Generating Recombinant MVAs

Generation of rMVA BTV-8 VP2, rMVA BTV-8 VP5 and rMVA BTV-6 VP7 was done following standard methods [28]. Seg-7 was cloned from BTV-6 due to problems in cloning Seg-7 from BTV-8. However, it is a highly conserved segment used to identify the two phylogenetic groups [9] and was used in generating rMVA since blast analysis suggests BTV-6 Seg-7 and BTV-8 Seg-7 shares 95% amino acid identity. Briefly, the genes of interest were amplified from pBRT7 BTV-8 Seg-2 NET2006/07, pBRT7 BTV-8 NET2006/07 Seg-6 and pBRT7 BTV-6 NET2006/07 Seg-7 by PCR using gene specific primers (Table 1) containing a SmaI restriction site and cloned into the SmaI site of the standard vaccinia transfer vector pSC-11, downstream of the P7.5 vaccinia promoter, generating plasmids pSC-11 BTV-8 Seg- 2, pSC-11 BTV-8 Seg- 6 and pSC-11 BTV-6 Seg-7, respectively. DF-1 cells infected with MVA at an MOI of 0.1 were transfected with these recombinant plasmids using Lipofectamine™ 2000 Transfection Reagent (Invitrogen), to insert the pSC11 expression cassettes into the thymidine kinase gene locus of the MVA genome by homologous recombination. Recombinant viruses were selected by picking blue plaques following staining with X-gal and amplified in DF-1 cells. Transcription of BTV genes was checked by RT-PCR using specific primers (Table 1) and protein expression checked as detailed below.

Total RNA Extraction and RT-PCR

CEF were infected with rMVA BTV-8VP2, rMVA BTV-8 VP5 or rMVA BTV-6 VP7. At 24 hours post infection, the infected cells were harvested and centrifuged at 3000 rpm for 5 min. RNA was extracted from the pellet using RNeasy (Qiagen). RT-PCR was performed using Transcriptor One- Step RT-PCR kit (Roche) using primers BTV-8VP2F/VAC, BTV-8VP2R/VAC, BTV-8VP5F/VAC, BTV-8VP5R/VAC, BTV6-VP7F/VAC, and BTV-6VP7R/VAC (Table 1). Wild type MVA was used as negative control.

Detection of VP2, VP5 and VP7 Expressed by Recombinant MVAs or pCI-neo Plasmids by Indirect Immunofluorescence Assay

Detection of BTV proteins expressed by rMVAs or pCI-neo plasmids was carried out by indirect immunofluorescence assay. CEF cells were grown on cover slips and infected with rMVAs at a MOI of 0.1. On the other hand, Vero cells were transfected with the BTV pCI-neo plasmids using Lipofectamine 2000 (Invitrogen). After 24 h, cells were fixed with 4% paraformaldehyde for 30 min at room temperature. Permeabilization was performed with 0.4% Triton for 15 minutes before incubation with a PBS-20%FBS for 1 hour at room temperature. The cells were reacted with a serum from sheep infected with BTV-8 diluted 1∶800 in PBS-2%FBS for 2 h at 37°C, following washing with PBS. Alexa 488 conjugated polyclonal donkey anti-sheep IgG (Invitrogen) diluted 1∶1000 was used for fluorescent studies. Cells were washed and incubated for 5 minutes with DAPI. Finally cover slips were washed, mounted on glass slides and observed by confocal microscopy.

* Listed records
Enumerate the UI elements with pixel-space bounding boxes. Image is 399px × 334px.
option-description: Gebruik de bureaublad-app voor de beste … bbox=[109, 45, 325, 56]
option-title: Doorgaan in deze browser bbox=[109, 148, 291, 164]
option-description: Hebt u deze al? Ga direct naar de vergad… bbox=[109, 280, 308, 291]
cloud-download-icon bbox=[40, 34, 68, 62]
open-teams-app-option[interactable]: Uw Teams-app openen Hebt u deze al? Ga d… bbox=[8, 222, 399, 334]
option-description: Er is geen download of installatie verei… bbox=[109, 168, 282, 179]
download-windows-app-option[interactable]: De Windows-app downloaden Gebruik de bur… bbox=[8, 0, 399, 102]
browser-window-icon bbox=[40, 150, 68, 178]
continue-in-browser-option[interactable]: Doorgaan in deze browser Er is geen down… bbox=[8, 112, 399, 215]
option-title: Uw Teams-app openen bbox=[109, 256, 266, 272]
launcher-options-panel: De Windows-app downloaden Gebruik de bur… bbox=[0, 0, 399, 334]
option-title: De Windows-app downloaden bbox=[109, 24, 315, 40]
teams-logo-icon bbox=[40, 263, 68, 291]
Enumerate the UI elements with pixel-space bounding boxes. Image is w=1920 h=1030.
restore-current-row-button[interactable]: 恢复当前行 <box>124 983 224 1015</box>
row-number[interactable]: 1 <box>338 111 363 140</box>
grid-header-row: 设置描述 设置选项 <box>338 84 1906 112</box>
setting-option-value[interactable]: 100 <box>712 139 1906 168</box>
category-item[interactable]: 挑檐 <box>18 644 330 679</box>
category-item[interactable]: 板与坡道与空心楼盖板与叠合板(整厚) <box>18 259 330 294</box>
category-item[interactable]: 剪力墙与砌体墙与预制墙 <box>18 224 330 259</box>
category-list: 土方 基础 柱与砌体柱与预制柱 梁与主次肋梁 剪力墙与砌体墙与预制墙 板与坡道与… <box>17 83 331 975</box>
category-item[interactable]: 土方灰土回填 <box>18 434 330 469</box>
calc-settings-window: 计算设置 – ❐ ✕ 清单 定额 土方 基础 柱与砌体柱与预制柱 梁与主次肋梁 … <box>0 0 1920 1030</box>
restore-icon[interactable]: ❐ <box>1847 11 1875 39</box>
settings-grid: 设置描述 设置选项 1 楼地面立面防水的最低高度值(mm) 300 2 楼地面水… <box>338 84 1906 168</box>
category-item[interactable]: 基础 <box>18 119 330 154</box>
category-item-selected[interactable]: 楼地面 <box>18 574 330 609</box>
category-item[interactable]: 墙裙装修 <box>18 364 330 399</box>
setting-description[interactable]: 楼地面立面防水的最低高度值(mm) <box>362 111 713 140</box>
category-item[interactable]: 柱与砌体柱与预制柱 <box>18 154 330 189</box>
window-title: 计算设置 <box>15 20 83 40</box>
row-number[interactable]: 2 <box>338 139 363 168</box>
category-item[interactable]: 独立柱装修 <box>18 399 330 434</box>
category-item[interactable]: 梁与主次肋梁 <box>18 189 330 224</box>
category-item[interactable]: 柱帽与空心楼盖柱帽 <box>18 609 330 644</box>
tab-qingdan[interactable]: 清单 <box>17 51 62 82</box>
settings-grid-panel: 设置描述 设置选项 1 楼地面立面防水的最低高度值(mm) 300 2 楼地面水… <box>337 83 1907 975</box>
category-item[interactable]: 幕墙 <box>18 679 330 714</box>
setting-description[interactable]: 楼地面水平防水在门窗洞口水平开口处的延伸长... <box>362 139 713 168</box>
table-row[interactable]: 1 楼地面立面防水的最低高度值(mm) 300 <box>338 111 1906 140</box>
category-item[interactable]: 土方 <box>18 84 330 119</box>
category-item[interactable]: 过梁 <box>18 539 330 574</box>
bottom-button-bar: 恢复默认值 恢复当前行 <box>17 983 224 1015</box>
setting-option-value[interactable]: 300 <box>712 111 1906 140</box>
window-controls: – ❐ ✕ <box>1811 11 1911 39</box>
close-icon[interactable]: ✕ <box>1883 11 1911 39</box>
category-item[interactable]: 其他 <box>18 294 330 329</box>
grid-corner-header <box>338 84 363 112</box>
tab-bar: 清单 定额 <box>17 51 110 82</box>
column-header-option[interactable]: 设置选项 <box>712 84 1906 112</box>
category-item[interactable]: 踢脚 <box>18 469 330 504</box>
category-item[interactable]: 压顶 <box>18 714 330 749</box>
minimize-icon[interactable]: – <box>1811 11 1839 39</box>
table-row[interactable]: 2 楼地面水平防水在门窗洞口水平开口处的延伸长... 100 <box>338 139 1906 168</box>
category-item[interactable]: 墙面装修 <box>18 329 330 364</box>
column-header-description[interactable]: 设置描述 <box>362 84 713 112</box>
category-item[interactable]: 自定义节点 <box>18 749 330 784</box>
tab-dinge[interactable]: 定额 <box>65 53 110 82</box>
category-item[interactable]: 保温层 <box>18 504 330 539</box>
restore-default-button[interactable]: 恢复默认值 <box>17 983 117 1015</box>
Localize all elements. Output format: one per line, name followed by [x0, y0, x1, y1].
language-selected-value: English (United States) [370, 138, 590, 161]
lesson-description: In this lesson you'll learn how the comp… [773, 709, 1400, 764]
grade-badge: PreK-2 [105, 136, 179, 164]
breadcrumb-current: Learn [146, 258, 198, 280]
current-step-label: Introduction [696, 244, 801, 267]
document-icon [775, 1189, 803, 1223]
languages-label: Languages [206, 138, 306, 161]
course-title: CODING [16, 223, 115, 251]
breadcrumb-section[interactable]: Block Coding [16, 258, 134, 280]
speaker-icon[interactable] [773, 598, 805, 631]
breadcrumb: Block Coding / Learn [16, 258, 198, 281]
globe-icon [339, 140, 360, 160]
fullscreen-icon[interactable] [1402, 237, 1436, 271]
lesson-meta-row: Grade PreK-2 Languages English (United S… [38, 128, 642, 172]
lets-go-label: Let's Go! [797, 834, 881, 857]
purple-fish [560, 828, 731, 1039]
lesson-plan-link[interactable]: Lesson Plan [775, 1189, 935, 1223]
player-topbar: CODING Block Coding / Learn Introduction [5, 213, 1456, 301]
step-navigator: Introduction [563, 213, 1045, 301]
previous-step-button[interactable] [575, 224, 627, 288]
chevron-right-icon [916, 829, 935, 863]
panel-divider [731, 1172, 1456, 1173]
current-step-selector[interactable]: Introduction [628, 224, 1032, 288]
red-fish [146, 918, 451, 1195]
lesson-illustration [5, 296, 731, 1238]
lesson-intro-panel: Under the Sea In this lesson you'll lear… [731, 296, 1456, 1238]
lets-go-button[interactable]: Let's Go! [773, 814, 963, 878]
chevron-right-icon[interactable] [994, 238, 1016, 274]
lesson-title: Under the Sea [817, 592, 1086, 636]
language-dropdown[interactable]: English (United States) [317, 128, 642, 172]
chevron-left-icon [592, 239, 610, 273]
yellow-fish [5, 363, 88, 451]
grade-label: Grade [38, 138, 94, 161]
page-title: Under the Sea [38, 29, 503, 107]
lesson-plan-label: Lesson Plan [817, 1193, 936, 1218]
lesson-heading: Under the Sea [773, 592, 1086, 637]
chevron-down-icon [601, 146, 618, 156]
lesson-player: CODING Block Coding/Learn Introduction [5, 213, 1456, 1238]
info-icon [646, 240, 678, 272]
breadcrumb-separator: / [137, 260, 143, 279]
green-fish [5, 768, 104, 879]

* Exercise instructions
Answer these questions from the lab methods passage:
(a) Why was Seg-7 cloned from BTV-6?
(b) What served as the negative control in the RT-PCR?
(c) For how long, and at what temperature, were the cells fixed with 4% paraformaldehyde?
The data on this page come from a different source.

* Written answer
(a) Cloning Seg-7 from BTV-8 ran into problems.
(b) Wild type MVA.
(c) For 30 minutes at room temperature.